Saved entries

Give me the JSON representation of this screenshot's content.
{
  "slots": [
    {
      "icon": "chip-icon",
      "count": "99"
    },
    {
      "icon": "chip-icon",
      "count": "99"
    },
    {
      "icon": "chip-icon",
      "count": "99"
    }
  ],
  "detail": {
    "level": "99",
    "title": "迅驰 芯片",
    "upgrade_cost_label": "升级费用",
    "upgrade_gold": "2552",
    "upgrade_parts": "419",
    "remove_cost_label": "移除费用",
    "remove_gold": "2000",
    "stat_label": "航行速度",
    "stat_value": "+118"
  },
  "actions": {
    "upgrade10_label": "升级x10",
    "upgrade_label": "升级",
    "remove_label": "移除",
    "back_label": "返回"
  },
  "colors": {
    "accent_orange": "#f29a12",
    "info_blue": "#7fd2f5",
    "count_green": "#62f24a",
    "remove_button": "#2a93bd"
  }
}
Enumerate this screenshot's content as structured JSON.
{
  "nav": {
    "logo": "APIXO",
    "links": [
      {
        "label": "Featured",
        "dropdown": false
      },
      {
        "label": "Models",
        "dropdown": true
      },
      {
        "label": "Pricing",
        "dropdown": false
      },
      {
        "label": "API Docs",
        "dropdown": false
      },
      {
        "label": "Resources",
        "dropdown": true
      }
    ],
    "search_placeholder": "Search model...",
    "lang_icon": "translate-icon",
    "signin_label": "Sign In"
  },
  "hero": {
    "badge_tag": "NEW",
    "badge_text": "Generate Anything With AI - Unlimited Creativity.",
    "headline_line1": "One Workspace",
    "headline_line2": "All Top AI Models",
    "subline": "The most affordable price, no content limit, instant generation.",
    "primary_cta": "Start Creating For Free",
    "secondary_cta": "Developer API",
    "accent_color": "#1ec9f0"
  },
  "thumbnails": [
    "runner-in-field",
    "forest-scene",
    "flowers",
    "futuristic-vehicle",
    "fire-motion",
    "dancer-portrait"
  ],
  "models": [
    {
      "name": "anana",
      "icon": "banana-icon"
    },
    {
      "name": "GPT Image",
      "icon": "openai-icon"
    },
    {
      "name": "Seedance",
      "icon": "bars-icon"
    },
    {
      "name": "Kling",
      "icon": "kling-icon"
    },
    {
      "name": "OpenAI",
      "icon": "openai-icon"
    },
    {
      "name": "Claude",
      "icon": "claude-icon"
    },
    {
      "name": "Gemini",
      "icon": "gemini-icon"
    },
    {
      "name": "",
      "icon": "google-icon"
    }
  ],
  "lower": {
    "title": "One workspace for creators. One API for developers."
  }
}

Your instructions:
Pull out all lines from the entries above that include the word "screenshot".

Task output:
Give me the JSON representation of this screenshot's content.
Enumerate this screenshot's content as structured JSON.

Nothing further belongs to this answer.